▼▼▼
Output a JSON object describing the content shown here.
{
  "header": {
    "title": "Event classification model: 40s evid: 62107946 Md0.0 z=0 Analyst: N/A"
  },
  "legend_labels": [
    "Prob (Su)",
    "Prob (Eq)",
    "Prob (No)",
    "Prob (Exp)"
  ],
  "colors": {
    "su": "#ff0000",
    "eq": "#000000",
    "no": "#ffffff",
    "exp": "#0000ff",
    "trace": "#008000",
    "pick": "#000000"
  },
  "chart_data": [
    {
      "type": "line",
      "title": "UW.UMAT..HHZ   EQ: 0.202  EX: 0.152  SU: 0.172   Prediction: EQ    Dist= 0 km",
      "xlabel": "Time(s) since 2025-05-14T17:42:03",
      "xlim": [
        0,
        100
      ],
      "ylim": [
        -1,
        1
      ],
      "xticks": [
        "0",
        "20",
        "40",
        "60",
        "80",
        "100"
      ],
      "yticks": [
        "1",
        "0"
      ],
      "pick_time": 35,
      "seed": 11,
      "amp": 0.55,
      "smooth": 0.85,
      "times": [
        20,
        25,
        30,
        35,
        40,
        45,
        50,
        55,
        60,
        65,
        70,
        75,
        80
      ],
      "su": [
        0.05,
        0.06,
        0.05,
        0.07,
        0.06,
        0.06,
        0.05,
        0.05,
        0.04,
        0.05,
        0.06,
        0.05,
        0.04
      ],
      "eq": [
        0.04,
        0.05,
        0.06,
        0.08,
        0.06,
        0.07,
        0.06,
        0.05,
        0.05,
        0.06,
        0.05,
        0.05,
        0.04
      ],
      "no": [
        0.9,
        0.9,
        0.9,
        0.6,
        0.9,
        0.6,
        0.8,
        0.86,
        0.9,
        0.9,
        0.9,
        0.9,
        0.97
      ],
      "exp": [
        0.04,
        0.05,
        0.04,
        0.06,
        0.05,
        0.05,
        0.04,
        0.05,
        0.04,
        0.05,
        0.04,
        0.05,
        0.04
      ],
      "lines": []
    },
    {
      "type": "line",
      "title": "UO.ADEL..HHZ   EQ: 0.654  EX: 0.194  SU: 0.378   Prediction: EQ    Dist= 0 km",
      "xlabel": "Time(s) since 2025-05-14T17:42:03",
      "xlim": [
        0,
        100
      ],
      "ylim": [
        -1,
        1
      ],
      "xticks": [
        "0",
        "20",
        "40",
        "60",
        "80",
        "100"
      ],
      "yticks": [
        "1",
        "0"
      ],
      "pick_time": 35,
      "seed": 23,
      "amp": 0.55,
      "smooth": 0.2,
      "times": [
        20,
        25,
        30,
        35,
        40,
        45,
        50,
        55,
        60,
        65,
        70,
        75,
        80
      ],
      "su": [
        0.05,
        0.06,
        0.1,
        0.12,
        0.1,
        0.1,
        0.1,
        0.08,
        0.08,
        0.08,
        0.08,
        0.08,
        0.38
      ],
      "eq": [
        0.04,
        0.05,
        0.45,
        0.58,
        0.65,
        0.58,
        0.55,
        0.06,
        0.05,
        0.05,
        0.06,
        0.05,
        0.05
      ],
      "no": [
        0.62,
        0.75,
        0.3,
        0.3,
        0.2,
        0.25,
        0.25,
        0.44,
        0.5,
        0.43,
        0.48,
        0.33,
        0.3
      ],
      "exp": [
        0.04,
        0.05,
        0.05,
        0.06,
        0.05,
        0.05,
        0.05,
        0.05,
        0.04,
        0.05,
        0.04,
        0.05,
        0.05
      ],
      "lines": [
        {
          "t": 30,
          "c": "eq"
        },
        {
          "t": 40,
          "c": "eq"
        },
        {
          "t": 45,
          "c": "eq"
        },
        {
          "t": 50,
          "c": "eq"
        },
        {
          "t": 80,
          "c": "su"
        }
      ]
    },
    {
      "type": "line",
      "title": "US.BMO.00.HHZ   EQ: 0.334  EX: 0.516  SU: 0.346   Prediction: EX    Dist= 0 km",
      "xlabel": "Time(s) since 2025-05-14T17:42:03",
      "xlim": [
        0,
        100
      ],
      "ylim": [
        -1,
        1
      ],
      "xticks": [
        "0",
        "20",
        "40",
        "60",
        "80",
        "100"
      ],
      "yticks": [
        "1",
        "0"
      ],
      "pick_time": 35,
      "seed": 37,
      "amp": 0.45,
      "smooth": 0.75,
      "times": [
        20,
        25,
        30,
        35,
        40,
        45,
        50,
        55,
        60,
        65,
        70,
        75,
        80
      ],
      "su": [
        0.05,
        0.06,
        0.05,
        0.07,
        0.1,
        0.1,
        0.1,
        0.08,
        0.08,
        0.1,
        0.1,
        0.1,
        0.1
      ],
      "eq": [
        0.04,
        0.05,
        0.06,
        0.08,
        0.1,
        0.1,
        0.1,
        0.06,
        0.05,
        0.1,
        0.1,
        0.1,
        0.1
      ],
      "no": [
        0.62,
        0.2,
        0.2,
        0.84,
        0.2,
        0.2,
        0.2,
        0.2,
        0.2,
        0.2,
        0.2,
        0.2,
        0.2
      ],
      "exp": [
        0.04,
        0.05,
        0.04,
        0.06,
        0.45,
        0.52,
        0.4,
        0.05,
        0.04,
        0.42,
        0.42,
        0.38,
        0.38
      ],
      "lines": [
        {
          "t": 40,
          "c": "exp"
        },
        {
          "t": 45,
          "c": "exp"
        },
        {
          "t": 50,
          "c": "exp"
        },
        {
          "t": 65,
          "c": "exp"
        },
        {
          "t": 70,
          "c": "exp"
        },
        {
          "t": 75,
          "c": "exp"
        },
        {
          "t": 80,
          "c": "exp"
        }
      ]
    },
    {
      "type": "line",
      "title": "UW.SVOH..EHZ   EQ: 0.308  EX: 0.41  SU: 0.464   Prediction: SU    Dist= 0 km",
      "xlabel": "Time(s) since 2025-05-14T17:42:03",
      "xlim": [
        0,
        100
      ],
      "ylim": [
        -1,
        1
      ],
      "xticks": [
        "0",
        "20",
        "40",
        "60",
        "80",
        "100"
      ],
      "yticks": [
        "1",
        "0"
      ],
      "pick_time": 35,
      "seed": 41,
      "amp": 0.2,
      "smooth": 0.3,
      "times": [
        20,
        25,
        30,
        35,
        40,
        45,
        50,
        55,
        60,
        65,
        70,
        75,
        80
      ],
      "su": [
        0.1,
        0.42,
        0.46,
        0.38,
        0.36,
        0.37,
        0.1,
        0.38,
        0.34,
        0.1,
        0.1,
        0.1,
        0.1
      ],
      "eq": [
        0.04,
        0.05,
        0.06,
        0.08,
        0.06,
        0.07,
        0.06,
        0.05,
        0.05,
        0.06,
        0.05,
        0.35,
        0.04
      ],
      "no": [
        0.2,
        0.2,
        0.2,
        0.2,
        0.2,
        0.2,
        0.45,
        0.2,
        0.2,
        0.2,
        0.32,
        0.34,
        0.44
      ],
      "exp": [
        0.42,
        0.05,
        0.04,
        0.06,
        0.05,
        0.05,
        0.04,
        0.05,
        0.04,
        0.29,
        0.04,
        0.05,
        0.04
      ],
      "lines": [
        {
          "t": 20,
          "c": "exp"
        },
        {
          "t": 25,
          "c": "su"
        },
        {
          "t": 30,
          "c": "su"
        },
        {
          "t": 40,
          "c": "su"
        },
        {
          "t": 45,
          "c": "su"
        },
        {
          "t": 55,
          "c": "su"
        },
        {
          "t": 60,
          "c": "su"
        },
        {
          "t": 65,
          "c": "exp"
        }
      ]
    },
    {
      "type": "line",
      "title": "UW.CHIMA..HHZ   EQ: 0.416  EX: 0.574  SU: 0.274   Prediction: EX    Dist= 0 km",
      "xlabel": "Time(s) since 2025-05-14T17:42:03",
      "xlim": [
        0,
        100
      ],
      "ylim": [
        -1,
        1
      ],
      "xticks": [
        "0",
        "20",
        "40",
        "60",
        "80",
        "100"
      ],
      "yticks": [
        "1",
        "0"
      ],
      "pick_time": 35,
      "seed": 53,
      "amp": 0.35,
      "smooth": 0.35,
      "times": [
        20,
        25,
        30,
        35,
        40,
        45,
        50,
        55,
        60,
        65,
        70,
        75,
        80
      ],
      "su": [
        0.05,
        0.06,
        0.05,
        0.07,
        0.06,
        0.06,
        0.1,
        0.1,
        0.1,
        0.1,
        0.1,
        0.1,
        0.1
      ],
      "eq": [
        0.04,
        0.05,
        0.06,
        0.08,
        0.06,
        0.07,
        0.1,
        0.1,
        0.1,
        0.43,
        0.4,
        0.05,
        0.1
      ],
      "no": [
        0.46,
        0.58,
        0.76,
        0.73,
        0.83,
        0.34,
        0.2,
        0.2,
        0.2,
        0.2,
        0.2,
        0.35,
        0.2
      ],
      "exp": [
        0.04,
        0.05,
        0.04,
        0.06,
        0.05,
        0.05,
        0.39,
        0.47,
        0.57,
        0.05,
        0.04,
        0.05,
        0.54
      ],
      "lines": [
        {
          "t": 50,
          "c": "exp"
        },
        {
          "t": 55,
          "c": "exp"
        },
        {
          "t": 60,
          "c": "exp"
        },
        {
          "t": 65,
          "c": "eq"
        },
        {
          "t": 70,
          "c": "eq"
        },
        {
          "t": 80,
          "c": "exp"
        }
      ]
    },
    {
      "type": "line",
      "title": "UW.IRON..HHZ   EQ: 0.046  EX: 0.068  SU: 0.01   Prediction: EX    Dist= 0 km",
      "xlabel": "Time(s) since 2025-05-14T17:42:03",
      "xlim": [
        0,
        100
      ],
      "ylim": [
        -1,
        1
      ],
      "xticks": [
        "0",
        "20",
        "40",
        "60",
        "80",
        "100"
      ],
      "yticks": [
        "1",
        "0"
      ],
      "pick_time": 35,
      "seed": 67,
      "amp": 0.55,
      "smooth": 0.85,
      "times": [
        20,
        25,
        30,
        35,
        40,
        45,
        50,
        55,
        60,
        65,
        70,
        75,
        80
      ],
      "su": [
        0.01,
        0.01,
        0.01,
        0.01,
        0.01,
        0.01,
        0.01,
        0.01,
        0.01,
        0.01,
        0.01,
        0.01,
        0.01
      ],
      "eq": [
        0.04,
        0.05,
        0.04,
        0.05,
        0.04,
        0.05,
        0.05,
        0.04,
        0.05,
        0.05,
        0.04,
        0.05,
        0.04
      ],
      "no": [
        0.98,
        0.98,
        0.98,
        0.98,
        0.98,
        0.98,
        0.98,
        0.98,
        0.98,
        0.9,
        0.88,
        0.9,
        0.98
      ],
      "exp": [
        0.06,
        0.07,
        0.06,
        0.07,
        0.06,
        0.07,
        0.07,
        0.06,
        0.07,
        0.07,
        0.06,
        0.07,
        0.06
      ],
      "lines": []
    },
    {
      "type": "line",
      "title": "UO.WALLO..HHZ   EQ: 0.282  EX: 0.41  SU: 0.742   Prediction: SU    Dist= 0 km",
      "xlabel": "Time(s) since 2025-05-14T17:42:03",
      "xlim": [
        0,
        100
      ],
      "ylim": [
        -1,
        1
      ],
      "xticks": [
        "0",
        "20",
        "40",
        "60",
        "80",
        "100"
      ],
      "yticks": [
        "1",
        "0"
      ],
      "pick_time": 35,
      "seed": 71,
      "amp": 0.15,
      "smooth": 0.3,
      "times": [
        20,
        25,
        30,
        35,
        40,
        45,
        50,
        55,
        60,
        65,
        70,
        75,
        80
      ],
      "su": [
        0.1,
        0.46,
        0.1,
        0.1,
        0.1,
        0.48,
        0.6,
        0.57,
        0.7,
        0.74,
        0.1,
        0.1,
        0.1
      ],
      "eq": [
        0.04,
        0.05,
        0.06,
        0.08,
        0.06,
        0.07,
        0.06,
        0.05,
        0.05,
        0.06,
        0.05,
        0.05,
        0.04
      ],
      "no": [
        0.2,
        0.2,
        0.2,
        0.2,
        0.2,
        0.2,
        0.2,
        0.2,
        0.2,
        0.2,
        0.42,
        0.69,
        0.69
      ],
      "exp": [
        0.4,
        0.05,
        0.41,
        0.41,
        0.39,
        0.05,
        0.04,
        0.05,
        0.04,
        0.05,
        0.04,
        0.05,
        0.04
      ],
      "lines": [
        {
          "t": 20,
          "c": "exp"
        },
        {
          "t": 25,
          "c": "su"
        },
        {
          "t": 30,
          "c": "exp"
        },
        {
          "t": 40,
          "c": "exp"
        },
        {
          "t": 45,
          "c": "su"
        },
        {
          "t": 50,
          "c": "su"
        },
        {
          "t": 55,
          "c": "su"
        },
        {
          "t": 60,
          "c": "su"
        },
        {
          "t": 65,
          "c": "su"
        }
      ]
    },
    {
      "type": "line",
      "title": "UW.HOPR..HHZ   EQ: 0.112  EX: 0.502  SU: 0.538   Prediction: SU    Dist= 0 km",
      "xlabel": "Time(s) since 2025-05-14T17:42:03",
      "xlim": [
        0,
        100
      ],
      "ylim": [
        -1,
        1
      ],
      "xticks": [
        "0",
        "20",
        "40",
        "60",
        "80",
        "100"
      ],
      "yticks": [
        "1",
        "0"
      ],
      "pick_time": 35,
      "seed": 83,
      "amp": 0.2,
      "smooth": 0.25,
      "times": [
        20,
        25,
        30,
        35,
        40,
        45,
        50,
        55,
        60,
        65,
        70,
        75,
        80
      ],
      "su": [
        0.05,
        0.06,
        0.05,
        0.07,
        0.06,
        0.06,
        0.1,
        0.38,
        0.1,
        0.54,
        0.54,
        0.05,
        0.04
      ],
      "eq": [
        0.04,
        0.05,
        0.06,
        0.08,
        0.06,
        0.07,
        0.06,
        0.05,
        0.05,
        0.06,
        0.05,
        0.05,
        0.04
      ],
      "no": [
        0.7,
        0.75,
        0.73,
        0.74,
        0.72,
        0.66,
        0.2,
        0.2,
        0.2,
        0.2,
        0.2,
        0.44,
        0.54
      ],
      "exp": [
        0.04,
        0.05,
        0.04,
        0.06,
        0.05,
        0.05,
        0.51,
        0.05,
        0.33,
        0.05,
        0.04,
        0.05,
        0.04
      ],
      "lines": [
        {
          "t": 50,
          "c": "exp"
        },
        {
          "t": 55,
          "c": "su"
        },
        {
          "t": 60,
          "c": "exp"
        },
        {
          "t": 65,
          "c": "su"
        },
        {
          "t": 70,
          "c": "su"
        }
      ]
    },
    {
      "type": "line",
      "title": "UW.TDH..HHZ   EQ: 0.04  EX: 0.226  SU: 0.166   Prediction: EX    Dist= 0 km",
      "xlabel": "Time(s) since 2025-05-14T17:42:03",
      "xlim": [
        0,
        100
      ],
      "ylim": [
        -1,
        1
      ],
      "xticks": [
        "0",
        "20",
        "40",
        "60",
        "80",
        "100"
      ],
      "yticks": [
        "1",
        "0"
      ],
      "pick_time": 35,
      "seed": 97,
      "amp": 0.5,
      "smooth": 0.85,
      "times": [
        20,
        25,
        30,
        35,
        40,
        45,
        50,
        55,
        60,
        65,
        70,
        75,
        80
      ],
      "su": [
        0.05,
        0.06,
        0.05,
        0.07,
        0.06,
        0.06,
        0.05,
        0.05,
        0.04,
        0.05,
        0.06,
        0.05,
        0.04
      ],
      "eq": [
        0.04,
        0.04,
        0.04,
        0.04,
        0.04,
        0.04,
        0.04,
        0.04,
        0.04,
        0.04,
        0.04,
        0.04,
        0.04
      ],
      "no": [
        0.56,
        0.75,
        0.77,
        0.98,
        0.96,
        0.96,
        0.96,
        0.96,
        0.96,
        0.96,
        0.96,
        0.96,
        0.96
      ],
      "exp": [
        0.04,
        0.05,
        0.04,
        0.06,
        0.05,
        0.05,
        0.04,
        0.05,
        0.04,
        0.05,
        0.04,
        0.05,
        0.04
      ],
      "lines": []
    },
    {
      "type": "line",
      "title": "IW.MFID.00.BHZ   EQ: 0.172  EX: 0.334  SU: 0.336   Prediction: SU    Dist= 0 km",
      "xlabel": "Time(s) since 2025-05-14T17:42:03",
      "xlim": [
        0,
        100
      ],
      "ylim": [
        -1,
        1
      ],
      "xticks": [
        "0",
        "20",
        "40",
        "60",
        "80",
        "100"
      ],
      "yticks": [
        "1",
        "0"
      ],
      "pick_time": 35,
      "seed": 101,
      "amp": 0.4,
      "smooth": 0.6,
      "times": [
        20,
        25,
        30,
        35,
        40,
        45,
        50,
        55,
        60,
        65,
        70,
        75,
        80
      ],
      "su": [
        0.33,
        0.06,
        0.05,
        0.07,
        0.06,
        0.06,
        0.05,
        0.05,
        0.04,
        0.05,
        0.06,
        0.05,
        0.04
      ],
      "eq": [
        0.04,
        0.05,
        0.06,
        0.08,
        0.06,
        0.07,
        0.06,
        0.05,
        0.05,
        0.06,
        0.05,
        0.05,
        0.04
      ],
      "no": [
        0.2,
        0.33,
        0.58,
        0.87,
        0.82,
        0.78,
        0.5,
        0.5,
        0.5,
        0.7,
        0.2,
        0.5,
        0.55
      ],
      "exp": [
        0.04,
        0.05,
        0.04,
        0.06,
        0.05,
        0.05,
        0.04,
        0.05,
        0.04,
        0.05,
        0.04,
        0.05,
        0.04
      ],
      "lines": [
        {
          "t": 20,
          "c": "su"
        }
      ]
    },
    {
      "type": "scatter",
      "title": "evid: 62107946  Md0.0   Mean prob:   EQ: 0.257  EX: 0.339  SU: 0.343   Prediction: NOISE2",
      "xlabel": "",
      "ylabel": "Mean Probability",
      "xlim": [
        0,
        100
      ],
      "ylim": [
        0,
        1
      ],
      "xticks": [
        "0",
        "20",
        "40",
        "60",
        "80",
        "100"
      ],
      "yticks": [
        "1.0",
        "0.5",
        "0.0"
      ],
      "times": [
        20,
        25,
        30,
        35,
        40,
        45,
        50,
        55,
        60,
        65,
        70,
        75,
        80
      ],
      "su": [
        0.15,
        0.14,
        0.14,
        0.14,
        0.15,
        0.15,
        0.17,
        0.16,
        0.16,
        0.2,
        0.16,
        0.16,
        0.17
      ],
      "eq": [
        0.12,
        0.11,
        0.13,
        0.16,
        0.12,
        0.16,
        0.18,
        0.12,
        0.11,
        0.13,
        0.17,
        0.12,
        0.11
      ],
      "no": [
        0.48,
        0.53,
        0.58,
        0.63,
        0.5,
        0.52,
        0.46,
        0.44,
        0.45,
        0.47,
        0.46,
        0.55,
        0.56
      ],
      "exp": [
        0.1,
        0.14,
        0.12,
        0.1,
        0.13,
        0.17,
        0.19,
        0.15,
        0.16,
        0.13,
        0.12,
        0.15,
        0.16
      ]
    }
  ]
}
▲▲▲
Given instruction - Identify every line above with the string "seed" in it. Copy those lines.

Worked solution -
      "seed": 11,
      "seed": 23,
      "seed": 37,
      "seed": 41,
      "seed": 53,
      "seed": 67,
      "seed": 71,
      "seed": 83,
      "seed": 97,
      "seed": 101,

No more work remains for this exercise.